*Input rows*
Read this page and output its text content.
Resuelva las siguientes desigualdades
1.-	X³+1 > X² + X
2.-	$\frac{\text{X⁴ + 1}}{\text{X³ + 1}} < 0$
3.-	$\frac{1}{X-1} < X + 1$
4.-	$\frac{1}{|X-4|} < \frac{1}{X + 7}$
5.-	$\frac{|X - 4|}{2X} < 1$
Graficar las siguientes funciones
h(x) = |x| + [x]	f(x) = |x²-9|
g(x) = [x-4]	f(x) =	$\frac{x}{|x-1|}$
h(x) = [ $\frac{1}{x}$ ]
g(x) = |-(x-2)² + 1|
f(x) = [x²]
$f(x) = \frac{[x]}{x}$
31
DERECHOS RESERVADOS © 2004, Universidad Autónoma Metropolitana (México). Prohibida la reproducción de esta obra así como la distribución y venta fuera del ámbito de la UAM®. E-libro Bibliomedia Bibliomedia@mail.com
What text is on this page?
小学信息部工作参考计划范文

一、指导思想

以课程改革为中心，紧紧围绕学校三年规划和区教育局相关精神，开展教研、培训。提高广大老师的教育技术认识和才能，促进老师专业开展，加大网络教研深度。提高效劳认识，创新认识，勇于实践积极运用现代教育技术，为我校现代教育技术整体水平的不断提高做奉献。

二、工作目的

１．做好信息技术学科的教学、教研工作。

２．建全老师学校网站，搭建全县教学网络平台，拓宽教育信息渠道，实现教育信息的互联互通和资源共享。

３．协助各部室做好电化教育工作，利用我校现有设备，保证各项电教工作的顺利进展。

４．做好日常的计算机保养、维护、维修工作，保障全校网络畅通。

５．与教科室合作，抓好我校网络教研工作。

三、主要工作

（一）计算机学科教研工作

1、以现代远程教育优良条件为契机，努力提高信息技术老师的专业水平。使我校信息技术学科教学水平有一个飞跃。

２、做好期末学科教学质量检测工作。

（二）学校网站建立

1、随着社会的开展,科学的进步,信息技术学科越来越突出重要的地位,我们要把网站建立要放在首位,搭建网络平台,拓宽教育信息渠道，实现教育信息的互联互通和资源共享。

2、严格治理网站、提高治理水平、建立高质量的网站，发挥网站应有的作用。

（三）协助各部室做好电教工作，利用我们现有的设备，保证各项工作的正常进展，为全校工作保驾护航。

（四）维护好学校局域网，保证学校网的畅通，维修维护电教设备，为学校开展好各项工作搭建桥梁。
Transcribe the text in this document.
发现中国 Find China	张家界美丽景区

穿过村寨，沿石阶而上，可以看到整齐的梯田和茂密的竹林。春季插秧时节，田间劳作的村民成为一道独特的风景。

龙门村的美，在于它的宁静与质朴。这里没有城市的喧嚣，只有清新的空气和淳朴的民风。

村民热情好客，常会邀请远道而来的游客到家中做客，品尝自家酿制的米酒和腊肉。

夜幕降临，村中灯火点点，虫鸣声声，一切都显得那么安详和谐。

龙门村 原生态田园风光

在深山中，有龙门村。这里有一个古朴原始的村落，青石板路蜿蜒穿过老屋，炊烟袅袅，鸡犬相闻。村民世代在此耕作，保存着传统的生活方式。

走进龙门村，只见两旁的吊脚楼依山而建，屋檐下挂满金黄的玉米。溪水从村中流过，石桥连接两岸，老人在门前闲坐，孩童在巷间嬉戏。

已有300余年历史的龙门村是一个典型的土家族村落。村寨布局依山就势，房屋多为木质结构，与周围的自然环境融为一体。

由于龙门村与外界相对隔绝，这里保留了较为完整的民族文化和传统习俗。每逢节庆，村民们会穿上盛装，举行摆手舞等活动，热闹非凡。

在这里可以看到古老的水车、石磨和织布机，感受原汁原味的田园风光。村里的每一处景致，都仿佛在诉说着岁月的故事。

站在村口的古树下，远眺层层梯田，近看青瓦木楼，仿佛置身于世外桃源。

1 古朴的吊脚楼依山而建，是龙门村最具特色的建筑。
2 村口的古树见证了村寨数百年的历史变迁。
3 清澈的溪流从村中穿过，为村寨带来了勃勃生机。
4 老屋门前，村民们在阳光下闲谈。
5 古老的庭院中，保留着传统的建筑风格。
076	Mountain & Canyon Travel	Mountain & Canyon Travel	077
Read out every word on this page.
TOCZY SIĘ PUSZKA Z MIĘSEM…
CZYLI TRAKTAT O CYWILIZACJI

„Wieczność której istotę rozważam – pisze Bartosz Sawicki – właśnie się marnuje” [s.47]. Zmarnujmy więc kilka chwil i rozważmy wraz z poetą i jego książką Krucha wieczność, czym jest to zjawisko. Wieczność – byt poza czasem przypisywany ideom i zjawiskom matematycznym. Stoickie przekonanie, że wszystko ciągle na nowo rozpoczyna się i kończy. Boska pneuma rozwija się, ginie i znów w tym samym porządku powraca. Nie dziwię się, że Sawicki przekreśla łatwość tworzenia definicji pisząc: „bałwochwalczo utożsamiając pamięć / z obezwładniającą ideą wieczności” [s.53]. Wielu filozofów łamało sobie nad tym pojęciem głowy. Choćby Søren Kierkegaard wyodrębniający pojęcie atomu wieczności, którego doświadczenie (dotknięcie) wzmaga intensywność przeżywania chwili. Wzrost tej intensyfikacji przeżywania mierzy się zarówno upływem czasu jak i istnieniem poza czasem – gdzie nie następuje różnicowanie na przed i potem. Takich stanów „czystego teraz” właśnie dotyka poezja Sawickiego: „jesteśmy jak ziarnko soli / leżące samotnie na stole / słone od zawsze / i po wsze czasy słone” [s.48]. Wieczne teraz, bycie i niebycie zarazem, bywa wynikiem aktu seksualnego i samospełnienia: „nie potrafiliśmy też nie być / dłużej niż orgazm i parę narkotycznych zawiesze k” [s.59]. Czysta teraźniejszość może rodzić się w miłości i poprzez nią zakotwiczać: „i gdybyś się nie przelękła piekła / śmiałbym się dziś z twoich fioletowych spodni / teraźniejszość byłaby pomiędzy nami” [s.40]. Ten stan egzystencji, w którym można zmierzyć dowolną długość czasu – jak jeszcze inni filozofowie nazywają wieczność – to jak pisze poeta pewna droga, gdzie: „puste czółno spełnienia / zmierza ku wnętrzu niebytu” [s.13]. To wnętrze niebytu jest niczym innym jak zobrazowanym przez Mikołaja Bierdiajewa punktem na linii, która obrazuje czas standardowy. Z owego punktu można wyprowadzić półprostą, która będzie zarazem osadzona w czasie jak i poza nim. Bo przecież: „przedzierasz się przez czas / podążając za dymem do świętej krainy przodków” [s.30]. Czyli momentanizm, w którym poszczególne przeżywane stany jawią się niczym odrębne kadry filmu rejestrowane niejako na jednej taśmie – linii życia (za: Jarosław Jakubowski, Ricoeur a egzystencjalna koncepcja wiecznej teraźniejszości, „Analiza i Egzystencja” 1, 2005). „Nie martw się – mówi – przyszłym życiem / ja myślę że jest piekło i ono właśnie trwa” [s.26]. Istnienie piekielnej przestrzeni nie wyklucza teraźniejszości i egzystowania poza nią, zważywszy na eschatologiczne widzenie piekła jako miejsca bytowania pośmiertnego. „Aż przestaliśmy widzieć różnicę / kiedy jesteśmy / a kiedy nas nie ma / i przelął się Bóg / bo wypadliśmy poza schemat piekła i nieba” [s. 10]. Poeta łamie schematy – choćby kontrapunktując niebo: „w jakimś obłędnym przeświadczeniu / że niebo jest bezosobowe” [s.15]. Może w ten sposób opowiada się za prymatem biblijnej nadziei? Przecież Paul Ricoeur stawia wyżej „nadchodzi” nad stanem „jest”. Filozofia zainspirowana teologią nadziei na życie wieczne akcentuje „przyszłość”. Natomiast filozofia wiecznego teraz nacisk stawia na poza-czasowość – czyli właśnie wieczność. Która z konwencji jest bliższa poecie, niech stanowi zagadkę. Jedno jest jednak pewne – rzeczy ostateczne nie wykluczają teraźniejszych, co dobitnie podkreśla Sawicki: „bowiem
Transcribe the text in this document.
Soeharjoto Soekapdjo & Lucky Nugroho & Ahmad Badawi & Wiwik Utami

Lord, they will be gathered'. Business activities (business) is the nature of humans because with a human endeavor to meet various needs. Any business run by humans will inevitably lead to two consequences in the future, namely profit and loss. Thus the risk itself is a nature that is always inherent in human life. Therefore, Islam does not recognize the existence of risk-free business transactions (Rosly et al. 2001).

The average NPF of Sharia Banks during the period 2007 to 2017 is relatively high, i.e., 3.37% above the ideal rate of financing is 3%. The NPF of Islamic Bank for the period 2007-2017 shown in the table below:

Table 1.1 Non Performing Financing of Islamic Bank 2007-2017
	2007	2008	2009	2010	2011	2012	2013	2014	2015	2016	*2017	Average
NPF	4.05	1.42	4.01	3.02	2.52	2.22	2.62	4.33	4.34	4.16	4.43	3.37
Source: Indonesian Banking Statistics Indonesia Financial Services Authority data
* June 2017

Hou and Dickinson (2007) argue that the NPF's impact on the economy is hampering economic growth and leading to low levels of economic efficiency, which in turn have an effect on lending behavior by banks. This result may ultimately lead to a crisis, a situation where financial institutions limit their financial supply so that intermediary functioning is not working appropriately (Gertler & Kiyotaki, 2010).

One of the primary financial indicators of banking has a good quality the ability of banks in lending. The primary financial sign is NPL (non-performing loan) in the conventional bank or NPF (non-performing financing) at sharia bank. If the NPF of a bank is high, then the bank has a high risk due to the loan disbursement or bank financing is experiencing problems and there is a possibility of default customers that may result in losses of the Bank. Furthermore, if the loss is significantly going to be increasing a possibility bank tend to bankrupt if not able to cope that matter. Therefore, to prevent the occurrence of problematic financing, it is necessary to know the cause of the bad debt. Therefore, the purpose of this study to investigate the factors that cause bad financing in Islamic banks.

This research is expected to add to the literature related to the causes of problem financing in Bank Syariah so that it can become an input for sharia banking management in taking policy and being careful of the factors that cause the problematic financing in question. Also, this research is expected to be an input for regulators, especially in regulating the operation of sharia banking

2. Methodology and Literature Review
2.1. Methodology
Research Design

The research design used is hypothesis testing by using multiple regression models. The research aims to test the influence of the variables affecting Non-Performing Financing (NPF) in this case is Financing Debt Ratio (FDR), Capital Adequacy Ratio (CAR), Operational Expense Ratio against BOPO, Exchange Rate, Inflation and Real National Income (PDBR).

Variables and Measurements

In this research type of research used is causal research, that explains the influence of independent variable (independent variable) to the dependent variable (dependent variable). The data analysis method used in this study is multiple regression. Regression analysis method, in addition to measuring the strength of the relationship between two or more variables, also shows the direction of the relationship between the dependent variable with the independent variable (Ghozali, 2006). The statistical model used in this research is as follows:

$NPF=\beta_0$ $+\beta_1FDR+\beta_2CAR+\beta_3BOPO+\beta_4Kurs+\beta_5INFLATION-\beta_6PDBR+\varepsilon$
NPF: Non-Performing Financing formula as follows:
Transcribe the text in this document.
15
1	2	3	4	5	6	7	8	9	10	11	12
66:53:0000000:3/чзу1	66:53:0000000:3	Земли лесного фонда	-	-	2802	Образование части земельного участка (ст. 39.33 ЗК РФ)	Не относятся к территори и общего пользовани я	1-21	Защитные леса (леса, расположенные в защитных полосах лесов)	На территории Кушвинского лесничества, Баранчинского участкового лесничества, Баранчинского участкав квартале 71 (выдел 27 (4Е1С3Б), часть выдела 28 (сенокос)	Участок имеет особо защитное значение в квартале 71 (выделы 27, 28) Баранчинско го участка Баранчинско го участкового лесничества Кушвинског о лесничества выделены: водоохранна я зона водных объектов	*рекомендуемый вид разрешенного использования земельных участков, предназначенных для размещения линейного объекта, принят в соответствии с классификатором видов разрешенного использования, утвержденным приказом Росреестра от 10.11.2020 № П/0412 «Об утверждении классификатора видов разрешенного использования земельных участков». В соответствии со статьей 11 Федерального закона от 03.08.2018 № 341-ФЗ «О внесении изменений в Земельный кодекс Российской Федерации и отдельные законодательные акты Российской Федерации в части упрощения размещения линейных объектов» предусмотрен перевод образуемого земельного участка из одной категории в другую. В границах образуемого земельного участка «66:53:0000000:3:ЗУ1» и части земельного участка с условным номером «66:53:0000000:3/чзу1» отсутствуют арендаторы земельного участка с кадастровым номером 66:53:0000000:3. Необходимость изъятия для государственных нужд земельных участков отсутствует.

*Objective*
Give the number of lines in the entries above that include the string "data". No other output is expected.

*Task output*
2